Begin

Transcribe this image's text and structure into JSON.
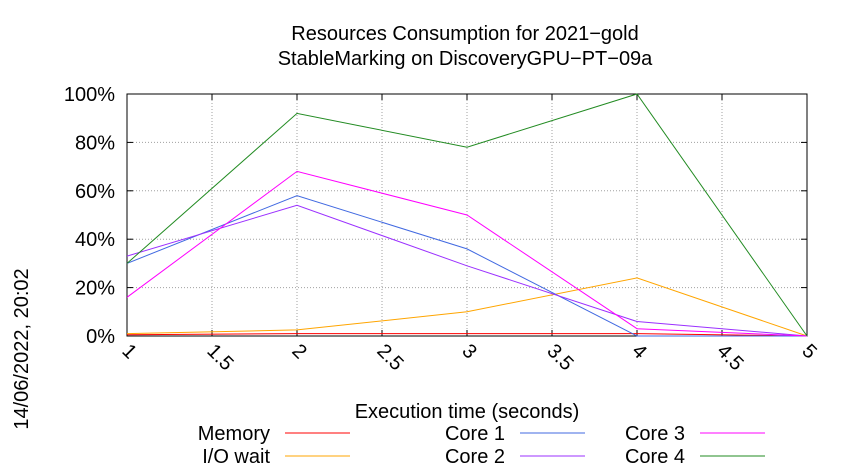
{
  "chart_data": {
    "type": "line",
    "title": "Resources Consumption for 2021−gold",
    "subtitle": "StableMarking on DiscoveryGPU−PT−09a",
    "xlabel": "Execution time (seconds)",
    "ylabel": "",
    "side_label": "14/06/2022, 20:02",
    "xlim": [
      1,
      5
    ],
    "ylim": [
      0,
      100
    ],
    "x_ticks": [
      "1",
      "1.5",
      "2",
      "2.5",
      "3",
      "3.5",
      "4",
      "4.5",
      "5"
    ],
    "y_ticks": [
      "0%",
      "20%",
      "40%",
      "60%",
      "80%",
      "100%"
    ],
    "grid": true,
    "legend_position": "bottom",
    "series": [
      {
        "name": "Memory",
        "color": "#ff0000",
        "x": [
          1,
          2,
          3,
          4,
          5
        ],
        "y": [
          0.5,
          1,
          1,
          1,
          0
        ]
      },
      {
        "name": "I/O wait",
        "color": "#ffa500",
        "x": [
          1,
          2,
          3,
          4,
          5
        ],
        "y": [
          1,
          2.5,
          10,
          24,
          0
        ]
      },
      {
        "name": "Core 1",
        "color": "#4169e1",
        "x": [
          1,
          2,
          3,
          4,
          5
        ],
        "y": [
          30,
          58,
          36,
          0,
          0
        ]
      },
      {
        "name": "Core 2",
        "color": "#9b30ff",
        "x": [
          1,
          2,
          3,
          4,
          5
        ],
        "y": [
          33,
          54,
          29,
          6,
          0
        ]
      },
      {
        "name": "Core 3",
        "color": "#ff00ff",
        "x": [
          1,
          2,
          3,
          4,
          5
        ],
        "y": [
          16,
          68,
          50,
          3,
          0
        ]
      },
      {
        "name": "Core 4",
        "color": "#228b22",
        "x": [
          1,
          2,
          3,
          4,
          5
        ],
        "y": [
          30,
          92,
          78,
          100,
          0
        ]
      }
    ]
  }
}
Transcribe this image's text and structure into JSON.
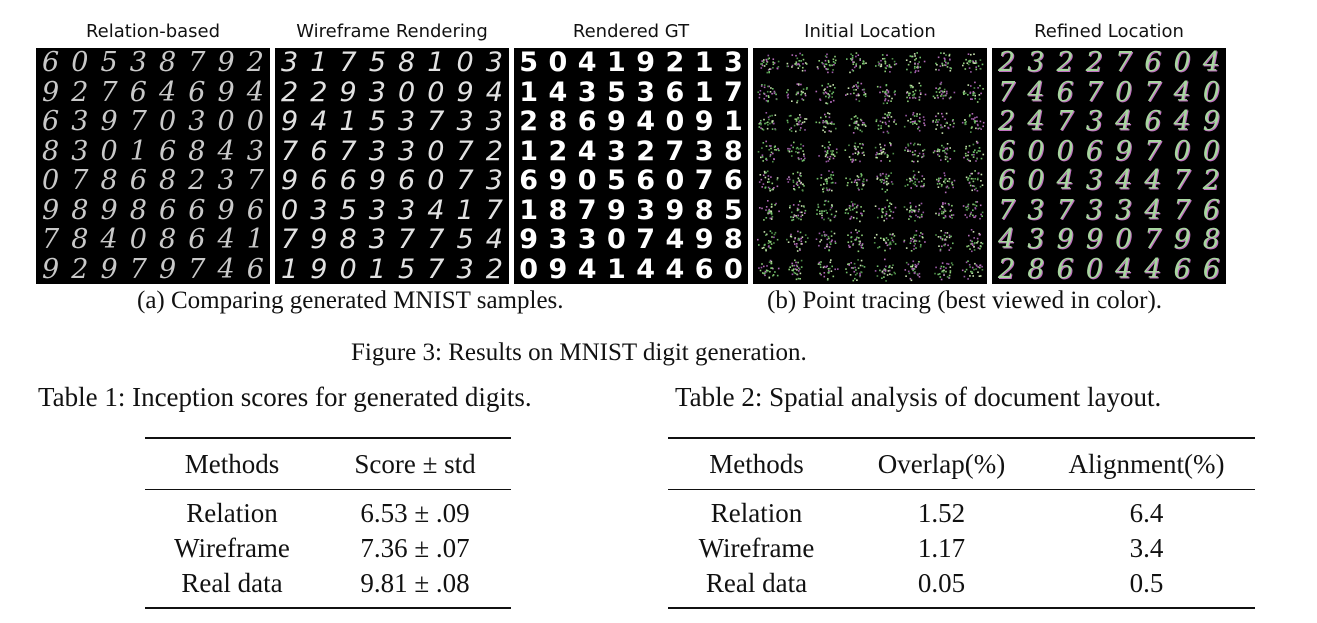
{
  "figure": {
    "panels": [
      {
        "title": "Relation-based",
        "kind": "digits",
        "digits": [
          "60538792",
          "92764694",
          "63970300",
          "83016843",
          "07868237",
          "98986696",
          "78408641",
          "92979746"
        ]
      },
      {
        "title": "Wireframe Rendering",
        "kind": "digits",
        "digits": [
          "31758103",
          "22930094",
          "94153733",
          "76733072",
          "96696073",
          "03533417",
          "79837754",
          "19015732"
        ]
      },
      {
        "title": "Rendered GT",
        "kind": "digits",
        "digits": [
          "50419213",
          "14353617",
          "28694091",
          "12432738",
          "69056076",
          "18793985",
          "93307498",
          "09414460"
        ]
      },
      {
        "title": "Initial Location",
        "kind": "scatter",
        "digits": []
      },
      {
        "title": "Refined Location",
        "kind": "digits",
        "digits": [
          "23227604",
          "74670740",
          "24734649",
          "60069700",
          "60434472",
          "73733476",
          "43990798",
          "28604466"
        ]
      }
    ],
    "caption_a": "(a) Comparing generated MNIST samples.",
    "caption_b": "(b) Point tracing (best viewed in color).",
    "caption": "Figure 3: Results on MNIST digit generation."
  },
  "table1": {
    "caption": "Table 1: Inception scores for generated digits.",
    "headers": [
      "Methods",
      "Score ± std"
    ],
    "rows": [
      [
        "Relation",
        "6.53 ± .09"
      ],
      [
        "Wireframe",
        "7.36 ± .07"
      ],
      [
        "Real data",
        "9.81 ± .08"
      ]
    ]
  },
  "table2": {
    "caption": "Table 2: Spatial analysis of document layout.",
    "headers": [
      "Methods",
      "Overlap(%)",
      "Alignment(%)"
    ],
    "rows": [
      [
        "Relation",
        "1.52",
        "6.4"
      ],
      [
        "Wireframe",
        "1.17",
        "3.4"
      ],
      [
        "Real data",
        "0.05",
        "0.5"
      ]
    ]
  }
}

End

Written instruction —
Show all lines in the entries above where the word "generated" appears.

Answer to this problem —
    "caption_a": "(a) Comparing generated MNIST samples.",
    "caption": "Table 1: Inception scores for generated digits.",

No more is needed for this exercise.